═════ Entries provided

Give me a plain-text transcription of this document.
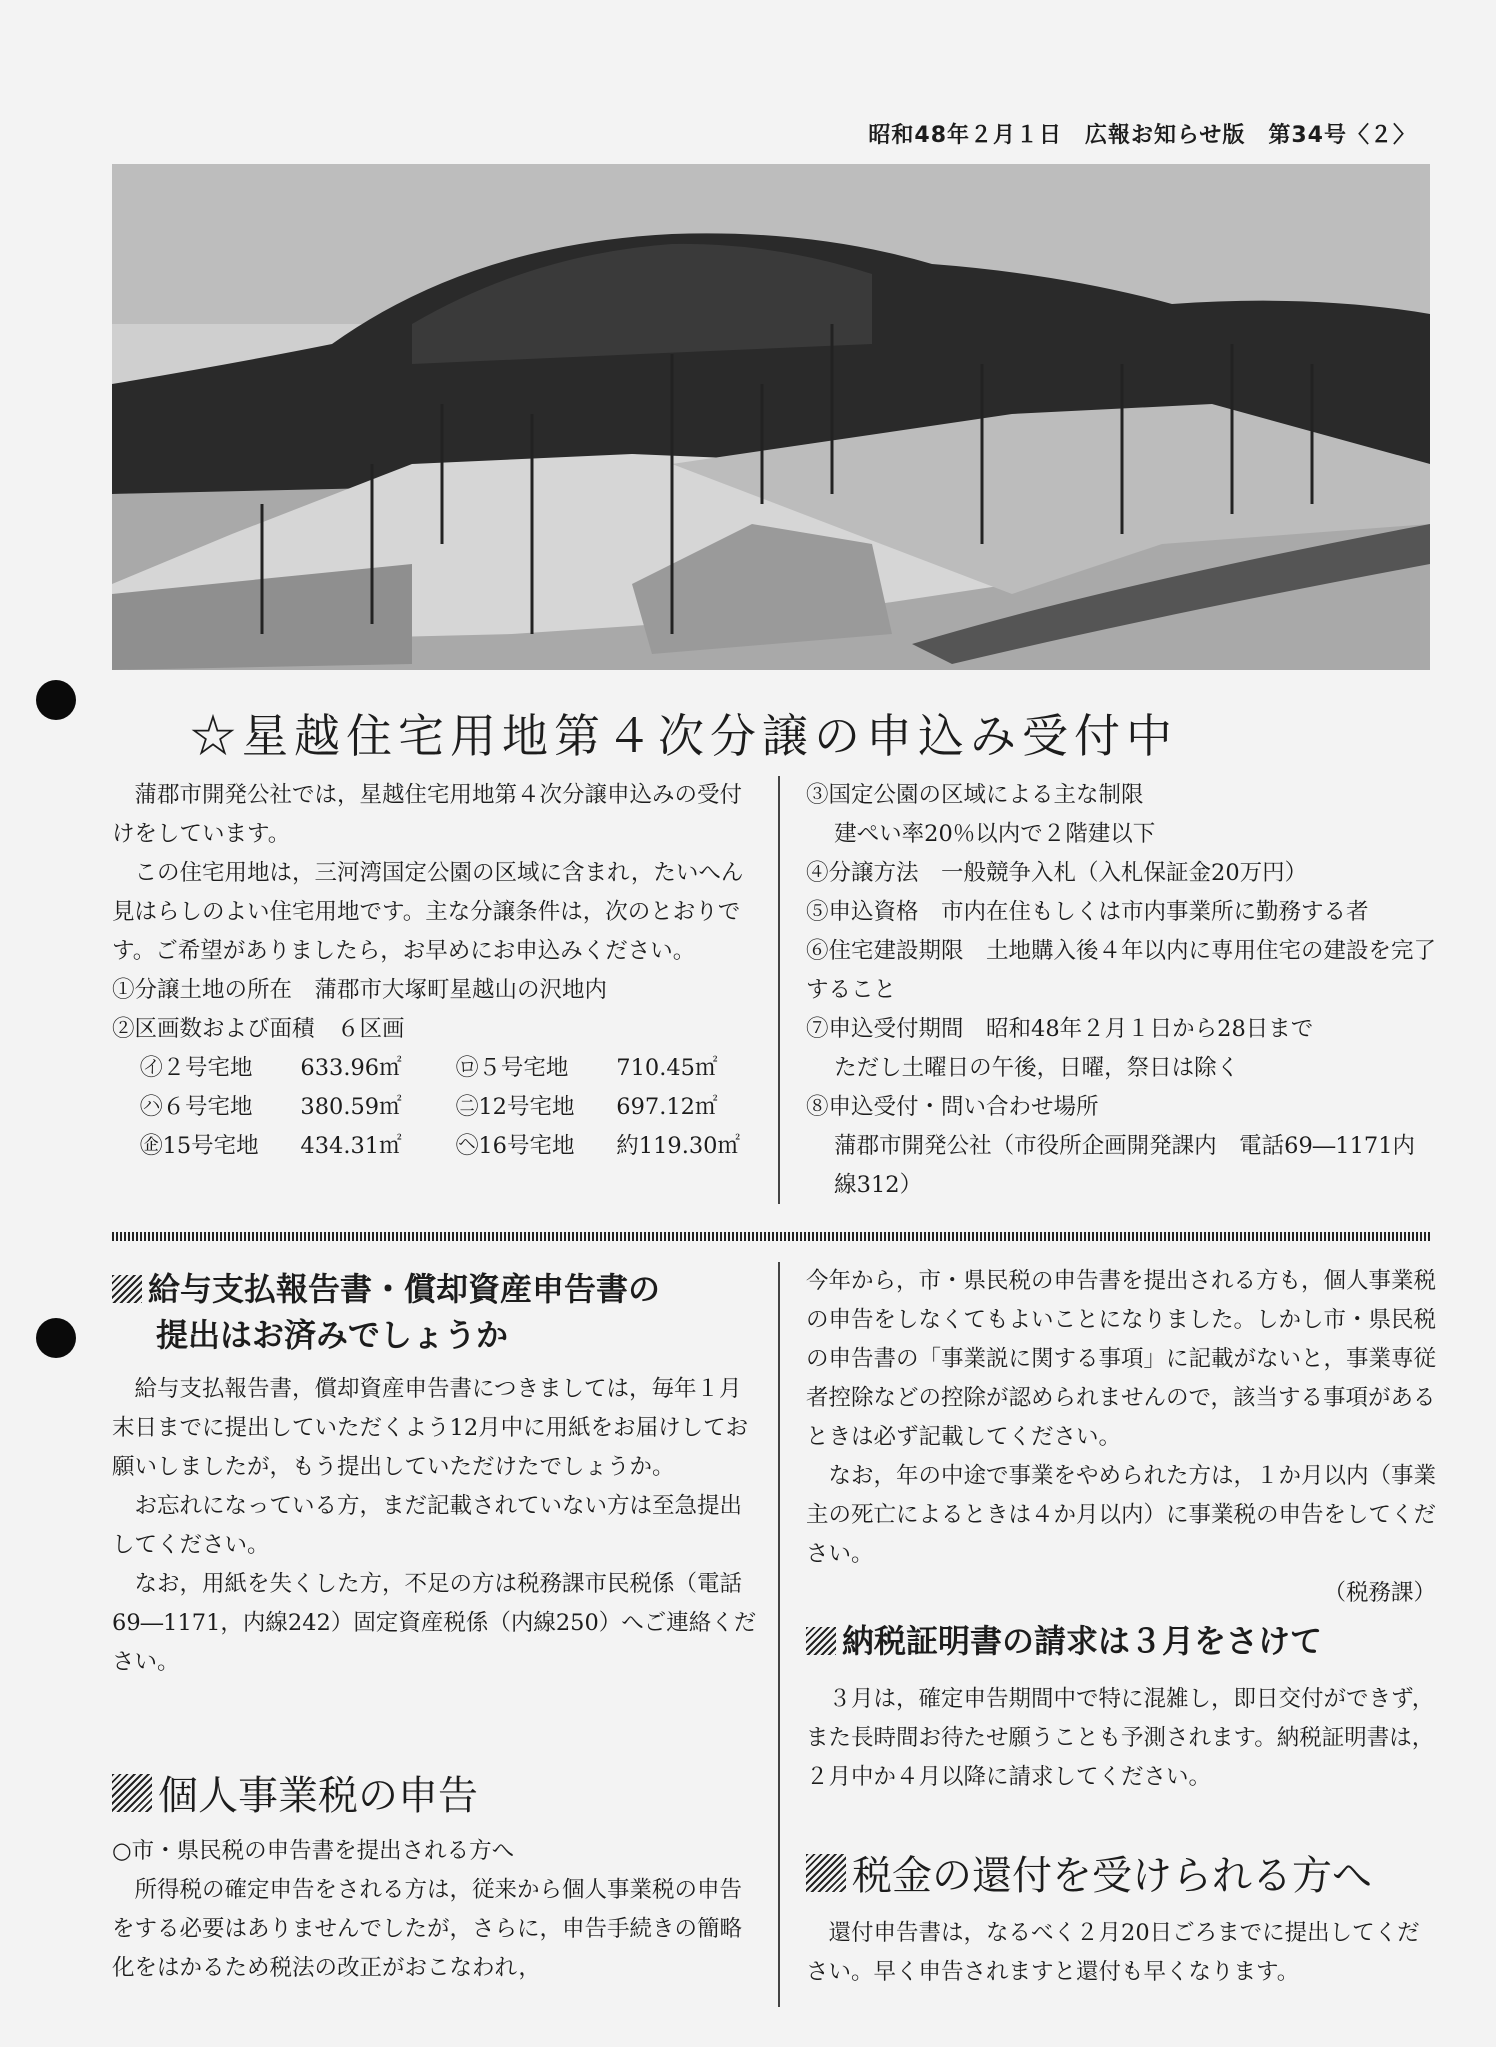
昭和48年２月１日　広報お知らせ版　第34号〈２〉
☆星越住宅用地第４次分譲の申込み受付中

蒲郡市開発公社では，星越住宅用地第４次分譲申込みの受付けをしています。

この住宅用地は，三河湾国定公園の区域に含まれ，たいへん見はらしのよい住宅用地です。主な分譲条件は，次のとおりです。ご希望がありましたら，お早めにお申込みください。

①分譲土地の所在　蒲郡市大塚町星越山の沢地内

②区画数および面積　６区画

㋑２号宅地	633.96㎡	㋺５号宅地	710.45㎡
㋩６号宅地	380.59㎡	㊁12号宅地	697.12㎡
㊭15号宅地	434.31㎡	㋬16号宅地	約119.30㎡

③国定公園の区域による主な制限

建ぺい率20％以内で２階建以下

④分譲方法　一般競争入札（入札保証金20万円）

⑤申込資格　市内在住もしくは市内事業所に勤務する者

⑥住宅建設期限　土地購入後４年以内に専用住宅の建設を完了すること

⑦申込受付期間　昭和48年２月１日から28日まで

ただし土曜日の午後，日曜，祭日は除く

⑧申込受付・問い合わせ場所

蒲郡市開発公社（市役所企画開発課内　電話69―1171内線312）

給与支払報告書・償却資産申告書の
提出はお済みでしょうか

給与支払報告書，償却資産申告書につきましては，毎年１月末日までに提出していただくよう12月中に用紙をお届けしてお願いしましたが，もう提出していただけたでしょうか。

お忘れになっている方，まだ記載されていない方は至急提出してください。

なお，用紙を失くした方，不足の方は税務課市民税係（電話69―1171，内線242）固定資産税係（内線250）へご連絡ください。

個人事業税の申告

○市・県民税の申告書を提出される方へ

所得税の確定申告をされる方は，従来から個人事業税の申告をする必要はありませんでしたが，さらに，申告手続きの簡略化をはかるため税法の改正がおこなわれ，

今年から，市・県民税の申告書を提出される方も，個人事業税の申告をしなくてもよいことになりました。しかし市・県民税の申告書の「事業説に関する事項」に記載がないと，事業専従者控除などの控除が認められませんので，該当する事項があるときは必ず記載してください。

なお，年の中途で事業をやめられた方は，１か月以内（事業主の死亡によるときは４か月以内）に事業税の申告をしてください。

（税務課）

納税証明書の請求は３月をさけて

３月は，確定申告期間中で特に混雑し，即日交付ができず，また長時間お待たせ願うことも予測されます。納税証明書は，２月中か４月以降に請求してください。

税金の還付を受けられる方へ

還付申告書は，なるべく２月20日ごろまでに提出してください。早く申告されますと還付も早くなります。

══════════

> Problem
Omit the pictures and restate the rest of the records verbatim.

> Response for this exercise
Give me a plain-text transcription of this document.
昭和48年２月１日　広報お知らせ版　第34号〈２〉
☆星越住宅用地第４次分譲の申込み受付中

蒲郡市開発公社では，星越住宅用地第４次分譲申込みの受付けをしています。

この住宅用地は，三河湾国定公園の区域に含まれ，たいへん見はらしのよい住宅用地です。主な分譲条件は，次のとおりです。ご希望がありましたら，お早めにお申込みください。

①分譲土地の所在　蒲郡市大塚町星越山の沢地内

②区画数および面積　６区画

㋑２号宅地	633.96㎡	㋺５号宅地	710.45㎡
㋩６号宅地	380.59㎡	㊁12号宅地	697.12㎡
㊭15号宅地	434.31㎡	㋬16号宅地	約119.30㎡

③国定公園の区域による主な制限

建ぺい率20％以内で２階建以下

④分譲方法　一般競争入札（入札保証金20万円）

⑤申込資格　市内在住もしくは市内事業所に勤務する者

⑥住宅建設期限　土地購入後４年以内に専用住宅の建設を完了すること

⑦申込受付期間　昭和48年２月１日から28日まで

ただし土曜日の午後，日曜，祭日は除く

⑧申込受付・問い合わせ場所

蒲郡市開発公社（市役所企画開発課内　電話69―1171内線312）

給与支払報告書・償却資産申告書の
提出はお済みでしょうか

給与支払報告書，償却資産申告書につきましては，毎年１月末日までに提出していただくよう12月中に用紙をお届けしてお願いしましたが，もう提出していただけたでしょうか。

お忘れになっている方，まだ記載されていない方は至急提出してください。

なお，用紙を失くした方，不足の方は税務課市民税係（電話69―1171，内線242）固定資産税係（内線250）へご連絡ください。

個人事業税の申告

○市・県民税の申告書を提出される方へ

所得税の確定申告をされる方は，従来から個人事業税の申告をする必要はありませんでしたが，さらに，申告手続きの簡略化をはかるため税法の改正がおこなわれ，

今年から，市・県民税の申告書を提出される方も，個人事業税の申告をしなくてもよいことになりました。しかし市・県民税の申告書の「事業説に関する事項」に記載がないと，事業専従者控除などの控除が認められませんので，該当する事項があるときは必ず記載してください。

なお，年の中途で事業をやめられた方は，１か月以内（事業主の死亡によるときは４か月以内）に事業税の申告をしてください。

（税務課）

納税証明書の請求は３月をさけて

３月は，確定申告期間中で特に混雑し，即日交付ができず，また長時間お待たせ願うことも予測されます。納税証明書は，２月中か４月以降に請求してください。

税金の還付を受けられる方へ

還付申告書は，なるべく２月20日ごろまでに提出してください。早く申告されますと還付も早くなります。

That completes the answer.